→ Objective:
Collect every line in the records below that contains the word "background".

→ Input material:

##############################

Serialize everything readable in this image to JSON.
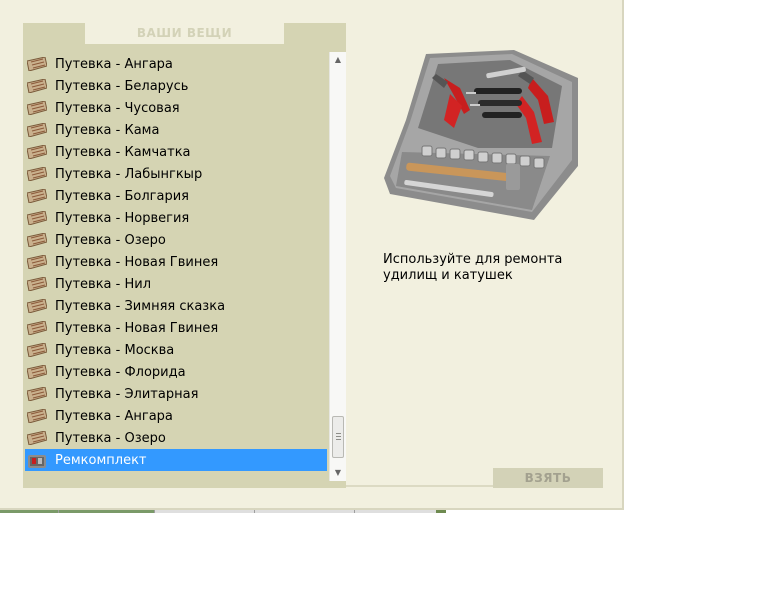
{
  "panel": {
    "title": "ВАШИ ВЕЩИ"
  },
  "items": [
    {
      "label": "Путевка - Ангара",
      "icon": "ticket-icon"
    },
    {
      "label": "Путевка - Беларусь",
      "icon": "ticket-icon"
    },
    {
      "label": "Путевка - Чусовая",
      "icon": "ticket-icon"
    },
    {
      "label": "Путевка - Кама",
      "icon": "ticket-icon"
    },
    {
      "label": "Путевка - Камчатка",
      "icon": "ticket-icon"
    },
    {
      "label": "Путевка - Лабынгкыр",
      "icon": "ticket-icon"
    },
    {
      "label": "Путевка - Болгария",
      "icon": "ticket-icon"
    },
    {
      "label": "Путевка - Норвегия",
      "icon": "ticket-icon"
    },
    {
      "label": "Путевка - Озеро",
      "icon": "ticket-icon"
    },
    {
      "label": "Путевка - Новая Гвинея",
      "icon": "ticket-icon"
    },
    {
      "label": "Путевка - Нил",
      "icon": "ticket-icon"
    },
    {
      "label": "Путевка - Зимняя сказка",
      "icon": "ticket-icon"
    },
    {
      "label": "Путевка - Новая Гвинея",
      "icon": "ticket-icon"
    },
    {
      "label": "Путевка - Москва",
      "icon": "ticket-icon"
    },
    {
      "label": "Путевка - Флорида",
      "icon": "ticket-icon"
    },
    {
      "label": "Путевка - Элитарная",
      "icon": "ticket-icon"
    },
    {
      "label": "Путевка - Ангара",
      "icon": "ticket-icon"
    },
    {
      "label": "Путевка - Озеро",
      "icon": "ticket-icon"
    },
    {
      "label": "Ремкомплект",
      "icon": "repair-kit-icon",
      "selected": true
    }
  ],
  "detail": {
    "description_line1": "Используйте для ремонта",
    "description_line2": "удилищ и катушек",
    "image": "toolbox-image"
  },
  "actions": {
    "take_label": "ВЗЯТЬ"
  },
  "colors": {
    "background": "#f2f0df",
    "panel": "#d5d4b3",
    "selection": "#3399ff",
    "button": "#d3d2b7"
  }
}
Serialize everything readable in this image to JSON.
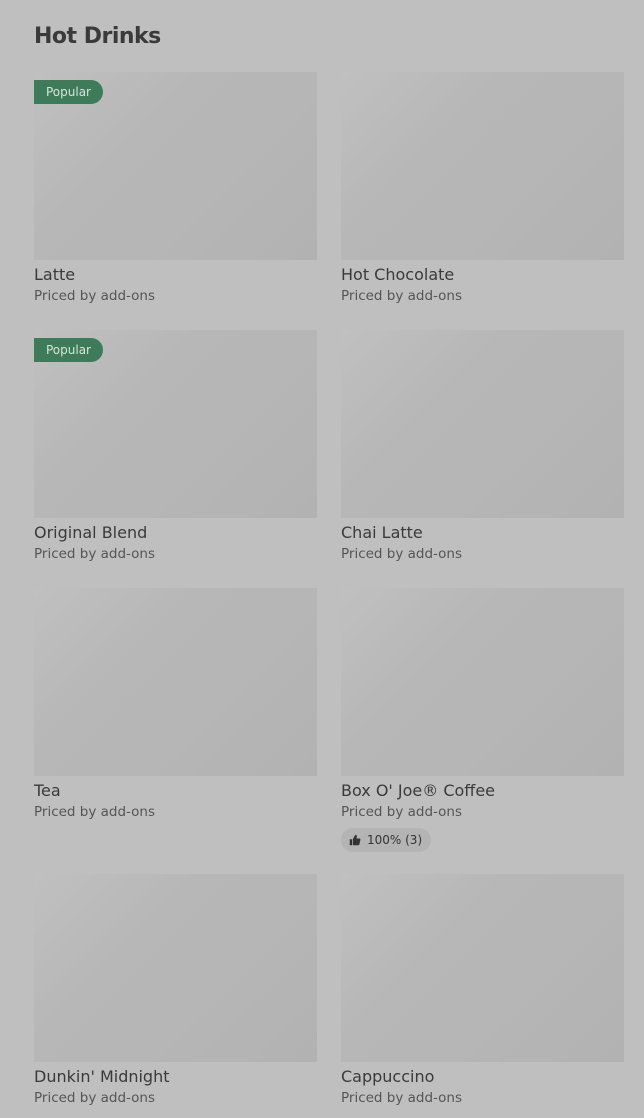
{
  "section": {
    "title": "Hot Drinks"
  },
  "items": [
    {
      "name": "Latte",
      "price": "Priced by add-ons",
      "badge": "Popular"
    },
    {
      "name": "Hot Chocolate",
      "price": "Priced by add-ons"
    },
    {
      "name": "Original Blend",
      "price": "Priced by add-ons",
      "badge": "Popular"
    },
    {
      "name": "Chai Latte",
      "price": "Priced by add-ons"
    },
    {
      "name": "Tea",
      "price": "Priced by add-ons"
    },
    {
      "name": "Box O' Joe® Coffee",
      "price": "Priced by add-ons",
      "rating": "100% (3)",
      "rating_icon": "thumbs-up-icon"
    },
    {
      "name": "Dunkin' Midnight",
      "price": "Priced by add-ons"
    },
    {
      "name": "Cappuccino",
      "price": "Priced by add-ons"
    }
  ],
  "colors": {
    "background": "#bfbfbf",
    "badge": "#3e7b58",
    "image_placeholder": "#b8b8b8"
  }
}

##############################

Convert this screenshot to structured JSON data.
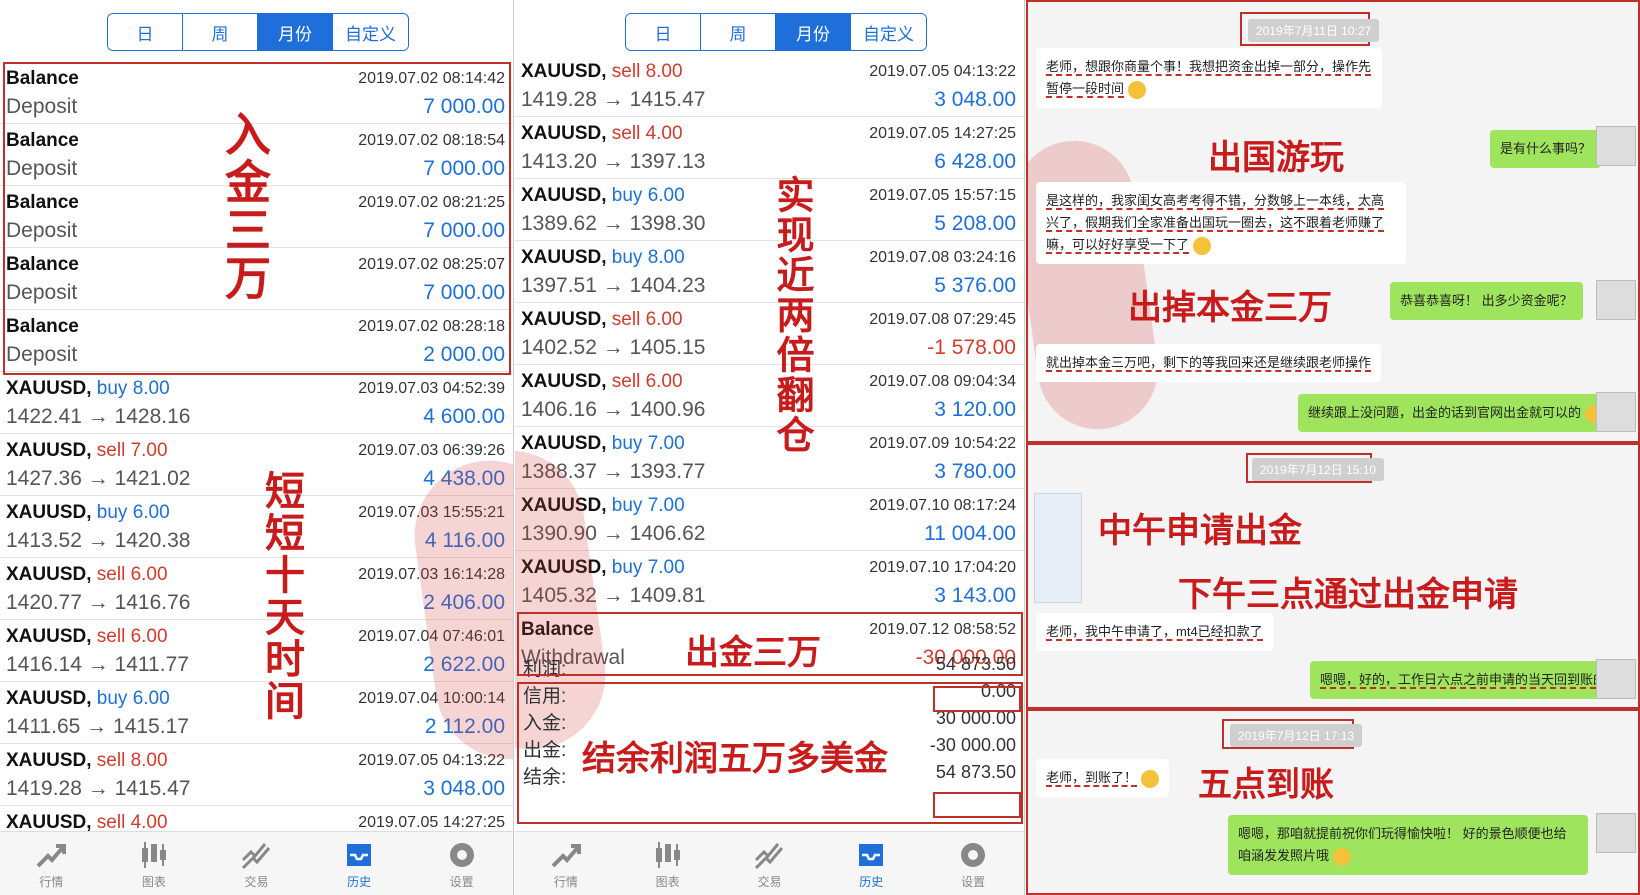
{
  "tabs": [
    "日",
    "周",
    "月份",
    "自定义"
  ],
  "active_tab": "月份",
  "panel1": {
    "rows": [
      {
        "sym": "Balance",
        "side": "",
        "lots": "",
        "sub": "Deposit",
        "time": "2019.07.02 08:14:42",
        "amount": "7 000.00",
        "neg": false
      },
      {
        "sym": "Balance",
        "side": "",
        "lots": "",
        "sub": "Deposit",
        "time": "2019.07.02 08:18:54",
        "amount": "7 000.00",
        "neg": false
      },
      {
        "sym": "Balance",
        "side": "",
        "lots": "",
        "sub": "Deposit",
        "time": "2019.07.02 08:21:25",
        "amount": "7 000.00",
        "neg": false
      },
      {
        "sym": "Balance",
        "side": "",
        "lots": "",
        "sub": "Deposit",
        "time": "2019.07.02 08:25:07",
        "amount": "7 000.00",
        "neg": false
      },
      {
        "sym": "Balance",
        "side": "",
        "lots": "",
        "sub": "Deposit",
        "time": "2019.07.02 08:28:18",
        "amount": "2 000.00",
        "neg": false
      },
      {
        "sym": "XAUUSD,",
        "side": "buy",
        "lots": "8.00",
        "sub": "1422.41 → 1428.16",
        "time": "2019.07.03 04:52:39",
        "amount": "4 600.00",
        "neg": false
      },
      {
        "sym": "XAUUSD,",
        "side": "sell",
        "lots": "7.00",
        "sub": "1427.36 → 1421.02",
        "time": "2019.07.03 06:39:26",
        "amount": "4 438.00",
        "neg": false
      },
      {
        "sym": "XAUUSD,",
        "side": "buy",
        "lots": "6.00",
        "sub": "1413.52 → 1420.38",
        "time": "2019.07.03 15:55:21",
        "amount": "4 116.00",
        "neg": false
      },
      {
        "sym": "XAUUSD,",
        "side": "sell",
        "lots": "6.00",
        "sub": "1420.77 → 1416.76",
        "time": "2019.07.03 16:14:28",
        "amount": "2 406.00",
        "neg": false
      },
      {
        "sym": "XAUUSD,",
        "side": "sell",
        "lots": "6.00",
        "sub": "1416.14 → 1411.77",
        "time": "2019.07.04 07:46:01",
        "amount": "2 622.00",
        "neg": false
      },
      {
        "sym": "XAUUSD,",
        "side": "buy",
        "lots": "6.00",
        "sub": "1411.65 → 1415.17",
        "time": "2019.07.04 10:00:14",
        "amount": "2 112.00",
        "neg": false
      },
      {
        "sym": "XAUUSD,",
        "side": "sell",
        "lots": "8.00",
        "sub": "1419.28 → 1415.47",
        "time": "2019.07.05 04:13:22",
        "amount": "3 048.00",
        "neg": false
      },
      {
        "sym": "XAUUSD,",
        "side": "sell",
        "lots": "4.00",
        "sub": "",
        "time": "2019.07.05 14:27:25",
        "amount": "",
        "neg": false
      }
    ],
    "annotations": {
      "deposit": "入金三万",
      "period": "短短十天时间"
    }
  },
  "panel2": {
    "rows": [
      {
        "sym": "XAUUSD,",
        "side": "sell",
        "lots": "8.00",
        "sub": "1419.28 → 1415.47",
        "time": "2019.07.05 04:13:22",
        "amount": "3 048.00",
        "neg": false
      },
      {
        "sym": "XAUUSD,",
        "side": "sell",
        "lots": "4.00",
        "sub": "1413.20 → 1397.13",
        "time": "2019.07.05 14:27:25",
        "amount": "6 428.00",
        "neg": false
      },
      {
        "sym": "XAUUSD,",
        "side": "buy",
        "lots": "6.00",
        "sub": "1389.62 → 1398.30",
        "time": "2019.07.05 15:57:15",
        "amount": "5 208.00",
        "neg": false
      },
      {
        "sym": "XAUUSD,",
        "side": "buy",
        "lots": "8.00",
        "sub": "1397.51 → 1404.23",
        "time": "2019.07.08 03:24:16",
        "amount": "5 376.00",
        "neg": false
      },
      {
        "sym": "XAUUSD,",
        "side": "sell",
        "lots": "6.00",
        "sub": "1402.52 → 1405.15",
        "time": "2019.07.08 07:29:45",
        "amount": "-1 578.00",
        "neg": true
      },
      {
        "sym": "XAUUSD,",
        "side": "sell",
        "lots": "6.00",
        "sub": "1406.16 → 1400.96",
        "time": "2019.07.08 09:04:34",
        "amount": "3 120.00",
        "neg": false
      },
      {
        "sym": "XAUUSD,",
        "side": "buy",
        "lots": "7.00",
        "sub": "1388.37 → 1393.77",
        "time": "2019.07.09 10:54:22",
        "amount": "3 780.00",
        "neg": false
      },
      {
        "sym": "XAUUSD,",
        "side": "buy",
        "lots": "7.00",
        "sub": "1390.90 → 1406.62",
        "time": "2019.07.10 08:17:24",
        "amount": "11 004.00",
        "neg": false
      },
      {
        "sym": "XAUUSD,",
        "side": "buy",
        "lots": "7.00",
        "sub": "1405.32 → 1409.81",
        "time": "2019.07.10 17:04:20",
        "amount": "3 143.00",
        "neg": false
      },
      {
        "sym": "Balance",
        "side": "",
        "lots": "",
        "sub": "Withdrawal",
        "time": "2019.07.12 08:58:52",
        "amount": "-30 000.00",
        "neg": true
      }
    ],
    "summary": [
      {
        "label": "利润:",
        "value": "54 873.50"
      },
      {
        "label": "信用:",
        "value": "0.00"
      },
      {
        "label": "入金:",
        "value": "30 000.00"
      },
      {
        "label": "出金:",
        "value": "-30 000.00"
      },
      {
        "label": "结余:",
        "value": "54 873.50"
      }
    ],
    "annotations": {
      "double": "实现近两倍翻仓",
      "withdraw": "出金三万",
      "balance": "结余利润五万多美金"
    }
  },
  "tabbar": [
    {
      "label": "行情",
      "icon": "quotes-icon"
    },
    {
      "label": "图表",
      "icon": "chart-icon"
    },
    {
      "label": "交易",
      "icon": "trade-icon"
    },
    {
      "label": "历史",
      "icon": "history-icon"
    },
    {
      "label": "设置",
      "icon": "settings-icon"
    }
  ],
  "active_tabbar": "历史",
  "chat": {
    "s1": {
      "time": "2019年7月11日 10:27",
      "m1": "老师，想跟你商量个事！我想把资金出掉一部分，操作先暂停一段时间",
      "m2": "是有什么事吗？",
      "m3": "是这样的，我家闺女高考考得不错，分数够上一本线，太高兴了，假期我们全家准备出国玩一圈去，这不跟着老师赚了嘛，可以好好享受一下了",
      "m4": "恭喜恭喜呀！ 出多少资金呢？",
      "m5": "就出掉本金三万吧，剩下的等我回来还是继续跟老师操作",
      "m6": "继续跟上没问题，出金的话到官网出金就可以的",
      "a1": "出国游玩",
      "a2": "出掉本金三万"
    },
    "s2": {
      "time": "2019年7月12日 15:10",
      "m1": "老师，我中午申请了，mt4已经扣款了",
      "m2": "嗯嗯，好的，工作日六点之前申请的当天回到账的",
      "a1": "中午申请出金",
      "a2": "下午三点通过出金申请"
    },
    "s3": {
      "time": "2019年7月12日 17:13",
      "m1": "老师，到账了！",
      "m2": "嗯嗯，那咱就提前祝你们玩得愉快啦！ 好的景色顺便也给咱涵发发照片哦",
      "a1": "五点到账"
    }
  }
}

##############################

→ Exercise solution:
    "background": "#f2f0df",
    "background": "#bfbfbf",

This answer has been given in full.